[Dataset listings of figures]
★ ★ ★ ★
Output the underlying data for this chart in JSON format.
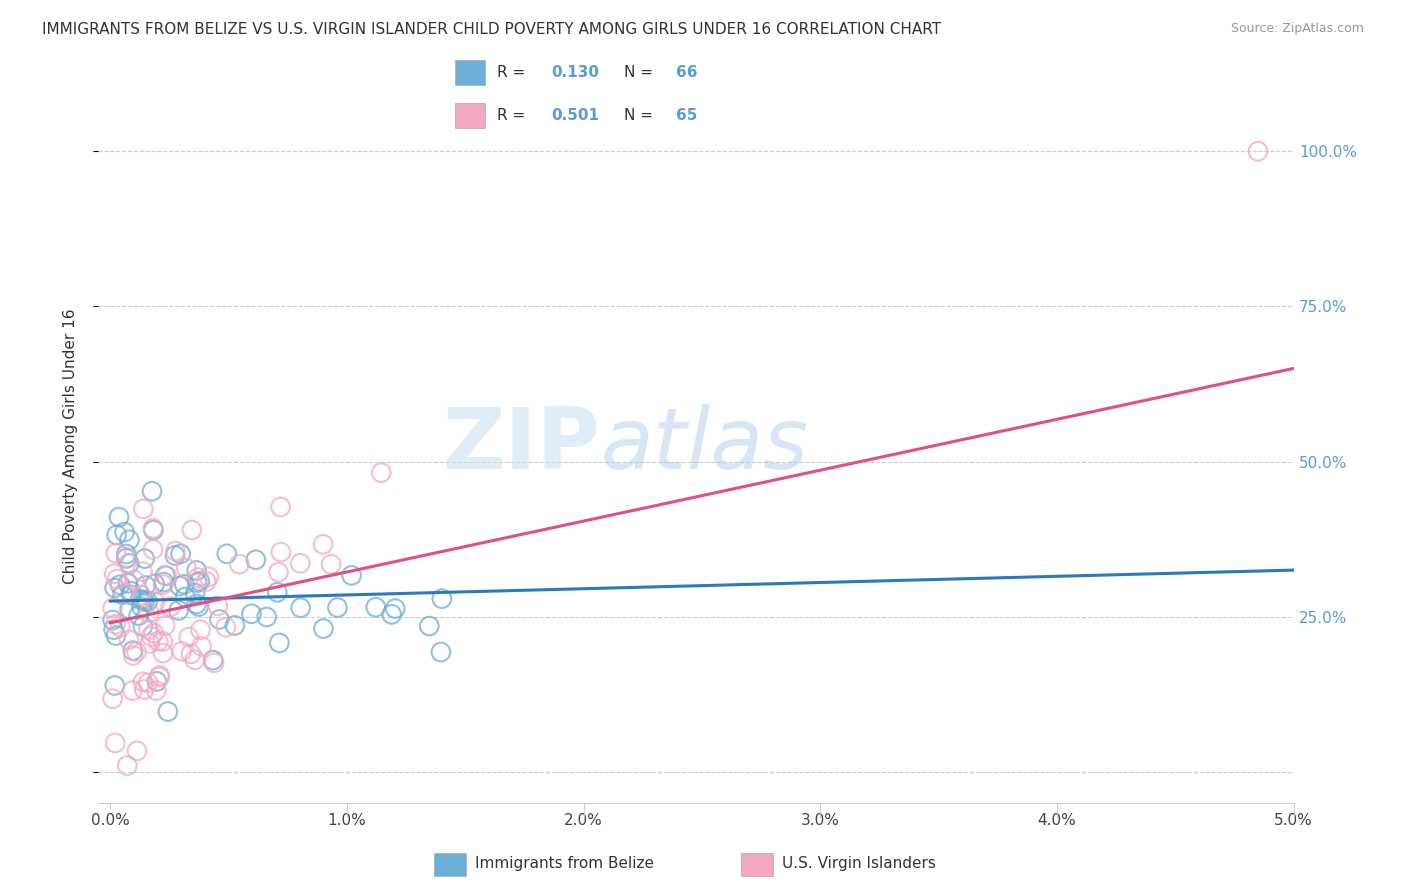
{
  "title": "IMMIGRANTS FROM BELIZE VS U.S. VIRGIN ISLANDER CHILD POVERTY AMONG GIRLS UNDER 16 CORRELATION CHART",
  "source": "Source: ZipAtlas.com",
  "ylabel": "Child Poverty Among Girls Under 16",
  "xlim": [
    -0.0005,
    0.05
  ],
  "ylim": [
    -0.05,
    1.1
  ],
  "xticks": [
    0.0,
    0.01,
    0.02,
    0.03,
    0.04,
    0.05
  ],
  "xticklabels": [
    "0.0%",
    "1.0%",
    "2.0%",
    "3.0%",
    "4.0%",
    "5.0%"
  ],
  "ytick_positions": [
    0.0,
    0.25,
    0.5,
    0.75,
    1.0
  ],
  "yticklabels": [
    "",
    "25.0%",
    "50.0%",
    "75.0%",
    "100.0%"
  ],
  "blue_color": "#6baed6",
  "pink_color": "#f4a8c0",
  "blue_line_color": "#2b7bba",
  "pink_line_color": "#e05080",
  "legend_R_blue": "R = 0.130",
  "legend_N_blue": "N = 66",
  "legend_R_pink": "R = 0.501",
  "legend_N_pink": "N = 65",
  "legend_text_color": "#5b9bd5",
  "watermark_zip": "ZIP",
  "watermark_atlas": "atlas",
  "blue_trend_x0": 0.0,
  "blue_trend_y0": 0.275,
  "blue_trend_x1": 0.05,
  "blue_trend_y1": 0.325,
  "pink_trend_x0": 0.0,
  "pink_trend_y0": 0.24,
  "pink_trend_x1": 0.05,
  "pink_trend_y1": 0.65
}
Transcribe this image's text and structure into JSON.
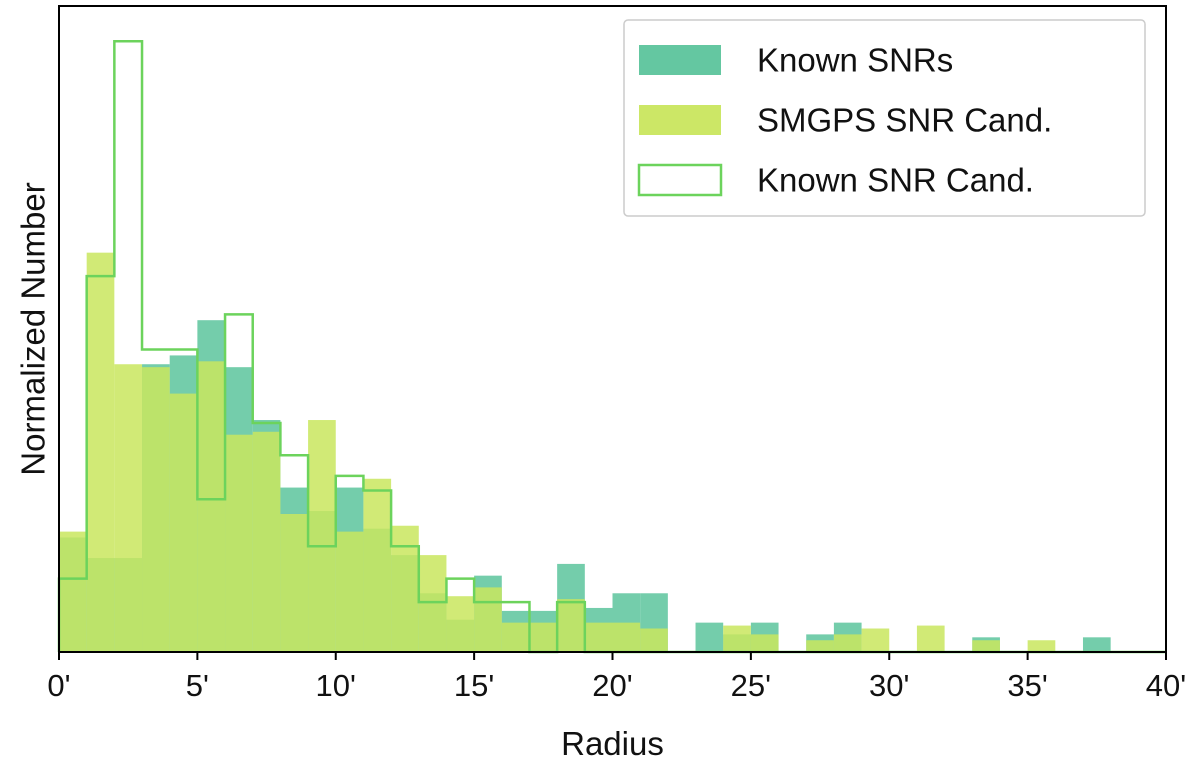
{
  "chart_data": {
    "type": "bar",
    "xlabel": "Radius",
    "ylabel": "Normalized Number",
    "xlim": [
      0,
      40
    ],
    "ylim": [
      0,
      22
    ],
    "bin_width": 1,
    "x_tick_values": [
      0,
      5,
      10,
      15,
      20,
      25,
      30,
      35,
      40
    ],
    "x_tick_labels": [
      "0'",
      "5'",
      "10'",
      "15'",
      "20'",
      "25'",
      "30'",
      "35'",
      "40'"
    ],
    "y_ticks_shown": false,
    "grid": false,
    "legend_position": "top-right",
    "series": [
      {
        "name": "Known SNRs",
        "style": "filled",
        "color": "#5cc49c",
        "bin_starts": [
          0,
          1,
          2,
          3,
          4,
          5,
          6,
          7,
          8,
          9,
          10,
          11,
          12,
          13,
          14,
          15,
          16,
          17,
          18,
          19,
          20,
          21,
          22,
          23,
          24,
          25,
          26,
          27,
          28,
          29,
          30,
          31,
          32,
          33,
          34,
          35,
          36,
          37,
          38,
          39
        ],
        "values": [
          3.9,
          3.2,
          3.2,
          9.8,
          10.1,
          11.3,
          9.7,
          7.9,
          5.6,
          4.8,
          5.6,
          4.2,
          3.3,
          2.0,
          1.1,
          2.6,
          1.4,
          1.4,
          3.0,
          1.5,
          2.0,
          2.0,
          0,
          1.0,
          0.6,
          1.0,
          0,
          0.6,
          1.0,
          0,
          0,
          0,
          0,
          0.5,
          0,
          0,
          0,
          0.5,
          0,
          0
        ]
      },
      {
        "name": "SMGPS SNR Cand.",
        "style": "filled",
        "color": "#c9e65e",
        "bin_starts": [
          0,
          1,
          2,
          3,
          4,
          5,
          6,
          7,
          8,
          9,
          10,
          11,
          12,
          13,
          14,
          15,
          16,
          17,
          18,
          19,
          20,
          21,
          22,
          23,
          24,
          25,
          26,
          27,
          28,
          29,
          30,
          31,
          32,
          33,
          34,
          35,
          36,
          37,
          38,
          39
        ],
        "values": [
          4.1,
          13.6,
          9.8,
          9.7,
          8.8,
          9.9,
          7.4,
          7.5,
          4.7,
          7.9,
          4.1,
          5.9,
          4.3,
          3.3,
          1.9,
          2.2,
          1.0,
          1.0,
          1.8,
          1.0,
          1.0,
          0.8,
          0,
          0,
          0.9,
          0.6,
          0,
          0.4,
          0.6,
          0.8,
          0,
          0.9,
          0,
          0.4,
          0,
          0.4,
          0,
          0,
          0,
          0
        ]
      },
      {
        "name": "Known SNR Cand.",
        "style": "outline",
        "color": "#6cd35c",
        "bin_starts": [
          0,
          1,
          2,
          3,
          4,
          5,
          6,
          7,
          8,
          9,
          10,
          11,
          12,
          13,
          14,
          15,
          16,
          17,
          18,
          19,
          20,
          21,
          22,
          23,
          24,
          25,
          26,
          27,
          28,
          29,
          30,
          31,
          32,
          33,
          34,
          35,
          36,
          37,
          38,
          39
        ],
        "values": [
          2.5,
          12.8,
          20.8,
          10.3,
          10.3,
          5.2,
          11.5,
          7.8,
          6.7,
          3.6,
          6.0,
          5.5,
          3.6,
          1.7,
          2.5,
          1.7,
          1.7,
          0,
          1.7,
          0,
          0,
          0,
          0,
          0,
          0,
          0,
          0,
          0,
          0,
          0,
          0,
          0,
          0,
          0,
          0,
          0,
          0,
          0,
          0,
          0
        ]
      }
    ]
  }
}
★ ★ ★ ★
[REQUIREMENT] Would you return the data exactly as written, without the pictures?

[EXERCISE ANSWER]
Output the underlying data for this chart in JSON format.
{
  "title": "IMMIGRANTS FROM BELIZE VS U.S. VIRGIN ISLANDER CHILD POVERTY AMONG GIRLS UNDER 16 CORRELATION CHART",
  "source": "Source: ZipAtlas.com",
  "ylabel": "Child Poverty Among Girls Under 16",
  "xlim": [
    -0.0005,
    0.05
  ],
  "ylim": [
    -0.05,
    1.1
  ],
  "xticks": [
    0.0,
    0.01,
    0.02,
    0.03,
    0.04,
    0.05
  ],
  "xticklabels": [
    "0.0%",
    "1.0%",
    "2.0%",
    "3.0%",
    "4.0%",
    "5.0%"
  ],
  "ytick_positions": [
    0.0,
    0.25,
    0.5,
    0.75,
    1.0
  ],
  "yticklabels": [
    "",
    "25.0%",
    "50.0%",
    "75.0%",
    "100.0%"
  ],
  "blue_color": "#6baed6",
  "pink_color": "#f4a8c0",
  "blue_line_color": "#2b7bba",
  "pink_line_color": "#e05080",
  "legend_R_blue": "R = 0.130",
  "legend_N_blue": "N = 66",
  "legend_R_pink": "R = 0.501",
  "legend_N_pink": "N = 65",
  "legend_text_color": "#5b9bd5",
  "watermark_zip": "ZIP",
  "watermark_atlas": "atlas",
  "blue_trend_x0": 0.0,
  "blue_trend_y0": 0.275,
  "blue_trend_x1": 0.05,
  "blue_trend_y1": 0.325,
  "pink_trend_x0": 0.0,
  "pink_trend_y0": 0.24,
  "pink_trend_x1": 0.05,
  "pink_trend_y1": 0.65
}
Transcribe this image's text and structure into JSON.
{
  "chart_data": {
    "type": "bar",
    "xlabel": "Radius",
    "ylabel": "Normalized Number",
    "xlim": [
      0,
      40
    ],
    "ylim": [
      0,
      22
    ],
    "bin_width": 1,
    "x_tick_values": [
      0,
      5,
      10,
      15,
      20,
      25,
      30,
      35,
      40
    ],
    "x_tick_labels": [
      "0'",
      "5'",
      "10'",
      "15'",
      "20'",
      "25'",
      "30'",
      "35'",
      "40'"
    ],
    "y_ticks_shown": false,
    "grid": false,
    "legend_position": "top-right",
    "series": [
      {
        "name": "Known SNRs",
        "style": "filled",
        "color": "#5cc49c",
        "bin_starts": [
          0,
          1,
          2,
          3,
          4,
          5,
          6,
          7,
          8,
          9,
          10,
          11,
          12,
          13,
          14,
          15,
          16,
          17,
          18,
          19,
          20,
          21,
          22,
          23,
          24,
          25,
          26,
          27,
          28,
          29,
          30,
          31,
          32,
          33,
          34,
          35,
          36,
          37,
          38,
          39
        ],
        "values": [
          3.9,
          3.2,
          3.2,
          9.8,
          10.1,
          11.3,
          9.7,
          7.9,
          5.6,
          4.8,
          5.6,
          4.2,
          3.3,
          2.0,
          1.1,
          2.6,
          1.4,
          1.4,
          3.0,
          1.5,
          2.0,
          2.0,
          0,
          1.0,
          0.6,
          1.0,
          0,
          0.6,
          1.0,
          0,
          0,
          0,
          0,
          0.5,
          0,
          0,
          0,
          0.5,
          0,
          0
        ]
      },
      {
        "name": "SMGPS SNR Cand.",
        "style": "filled",
        "color": "#c9e65e",
        "bin_starts": [
          0,
          1,
          2,
          3,
          4,
          5,
          6,
          7,
          8,
          9,
          10,
          11,
          12,
          13,
          14,
          15,
          16,
          17,
          18,
          19,
          20,
          21,
          22,
          23,
          24,
          25,
          26,
          27,
          28,
          29,
          30,
          31,
          32,
          33,
          34,
          35,
          36,
          37,
          38,
          39
        ],
        "values": [
          4.1,
          13.6,
          9.8,
          9.7,
          8.8,
          9.9,
          7.4,
          7.5,
          4.7,
          7.9,
          4.1,
          5.9,
          4.3,
          3.3,
          1.9,
          2.2,
          1.0,
          1.0,
          1.8,
          1.0,
          1.0,
          0.8,
          0,
          0,
          0.9,
          0.6,
          0,
          0.4,
          0.6,
          0.8,
          0,
          0.9,
          0,
          0.4,
          0,
          0.4,
          0,
          0,
          0,
          0
        ]
      },
      {
        "name": "Known SNR Cand.",
        "style": "outline",
        "color": "#6cd35c",
        "bin_starts": [
          0,
          1,
          2,
          3,
          4,
          5,
          6,
          7,
          8,
          9,
          10,
          11,
          12,
          13,
          14,
          15,
          16,
          17,
          18,
          19,
          20,
          21,
          22,
          23,
          24,
          25,
          26,
          27,
          28,
          29,
          30,
          31,
          32,
          33,
          34,
          35,
          36,
          37,
          38,
          39
        ],
        "values": [
          2.5,
          12.8,
          20.8,
          10.3,
          10.3,
          5.2,
          11.5,
          7.8,
          6.7,
          3.6,
          6.0,
          5.5,
          3.6,
          1.7,
          2.5,
          1.7,
          1.7,
          0,
          1.7,
          0,
          0,
          0,
          0,
          0,
          0,
          0,
          0,
          0,
          0,
          0,
          0,
          0,
          0,
          0,
          0,
          0,
          0,
          0,
          0,
          0
        ]
      }
    ]
  }
}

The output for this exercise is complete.